• **TO DO**
The entries below need to be written out exactly, with no pictures included.

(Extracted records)
_ _ _ _ _ _ _

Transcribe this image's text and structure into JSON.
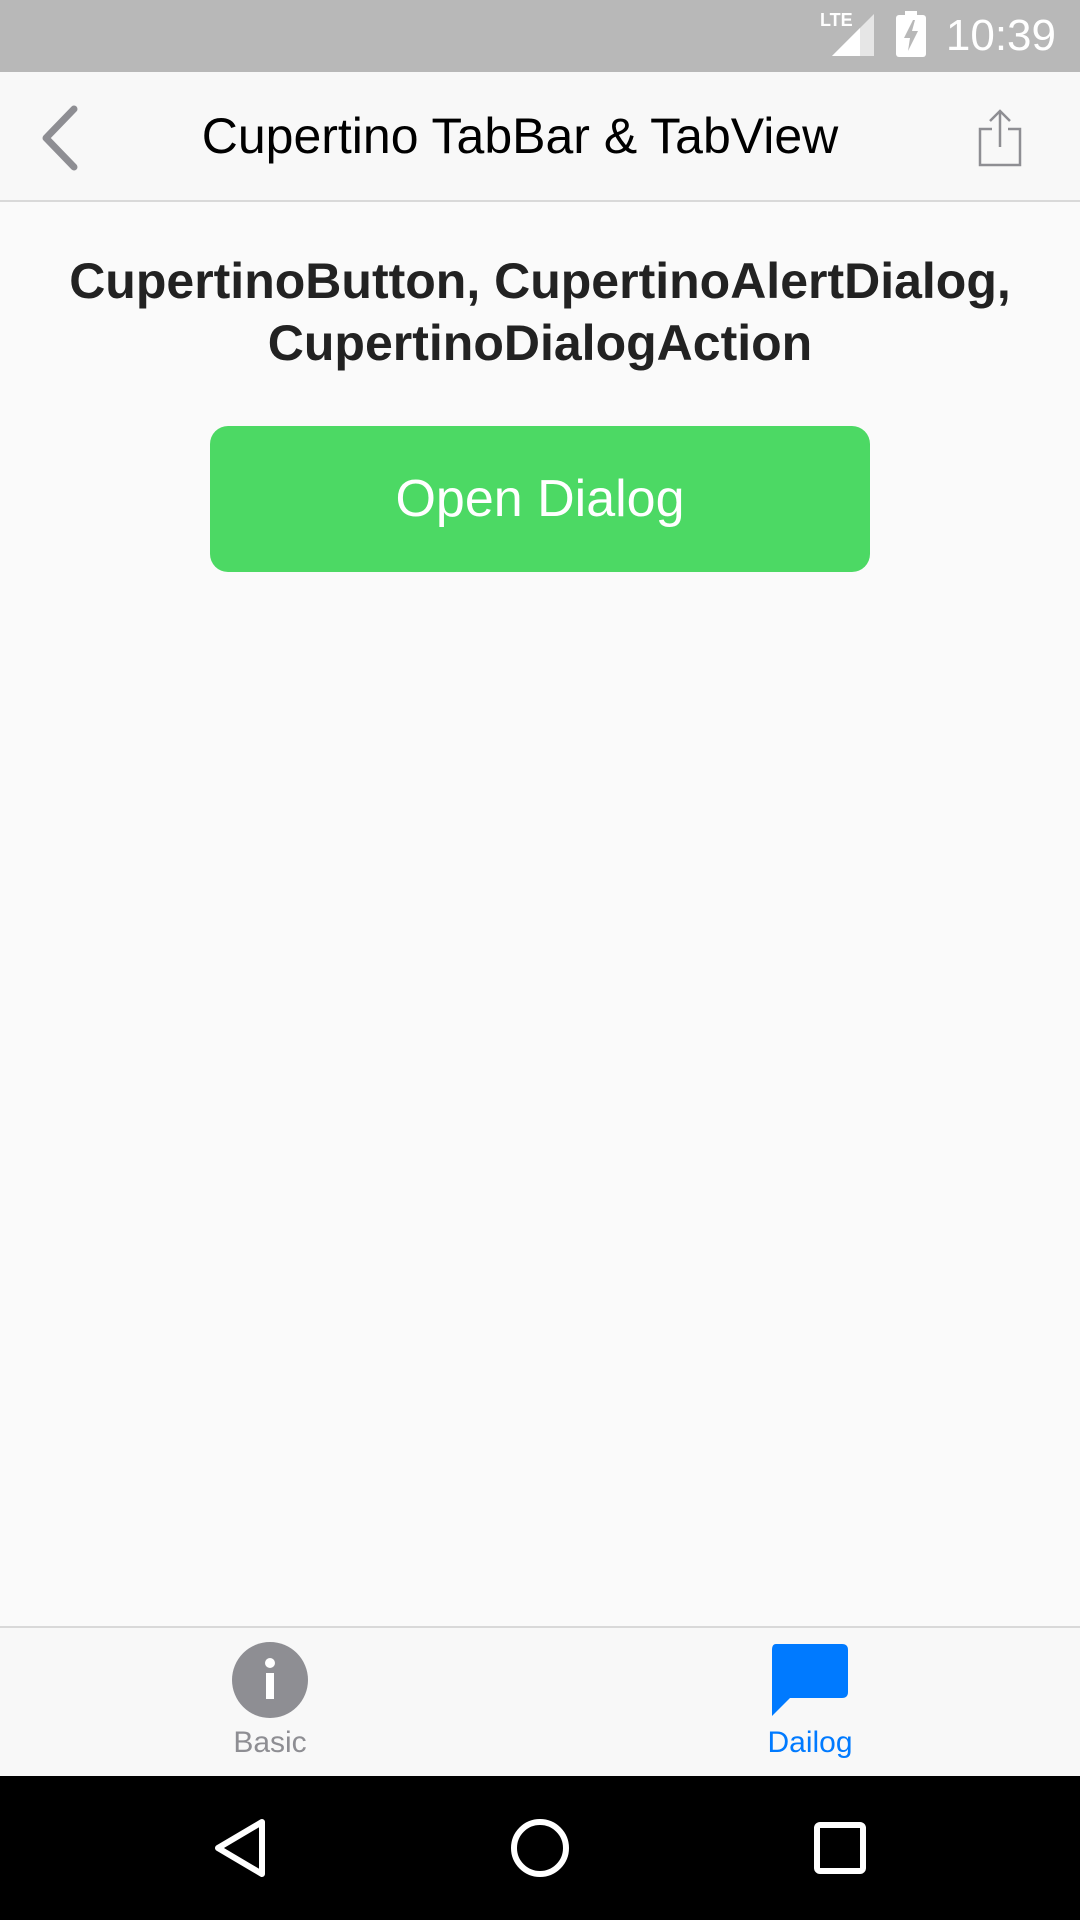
{
  "status_bar": {
    "network": "LTE",
    "time": "10:39"
  },
  "nav_bar": {
    "title": "Cupertino TabBar & TabView",
    "back_icon": "chevron-left-icon",
    "share_icon": "share-icon"
  },
  "content": {
    "heading_line1": "CupertinoButton, CupertinoAlertDialog,",
    "heading_line2": "CupertinoDialogAction",
    "open_dialog_label": "Open Dialog"
  },
  "tab_bar": {
    "tabs": [
      {
        "label": "Basic",
        "icon": "info-icon",
        "active": false
      },
      {
        "label": "Dailog",
        "icon": "chat-bubble-icon",
        "active": true
      }
    ]
  },
  "colors": {
    "status_bar": "#b8b8b8",
    "accent_green": "#4cd964",
    "active_blue": "#007aff",
    "inactive_gray": "#8e8e93"
  }
}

_ _ _ _ _ _ _

• **COMPLETE OUTPUT**
Transcribe this image's text and structure into JSON.
{
  "status_bar": {
    "network": "LTE",
    "time": "10:39"
  },
  "nav_bar": {
    "title": "Cupertino TabBar & TabView",
    "back_icon": "chevron-left-icon",
    "share_icon": "share-icon"
  },
  "content": {
    "heading_line1": "CupertinoButton, CupertinoAlertDialog,",
    "heading_line2": "CupertinoDialogAction",
    "open_dialog_label": "Open Dialog"
  },
  "tab_bar": {
    "tabs": [
      {
        "label": "Basic",
        "icon": "info-icon",
        "active": false
      },
      {
        "label": "Dailog",
        "icon": "chat-bubble-icon",
        "active": true
      }
    ]
  },
  "colors": {
    "status_bar": "#b8b8b8",
    "accent_green": "#4cd964",
    "active_blue": "#007aff",
    "inactive_gray": "#8e8e93"
  }
}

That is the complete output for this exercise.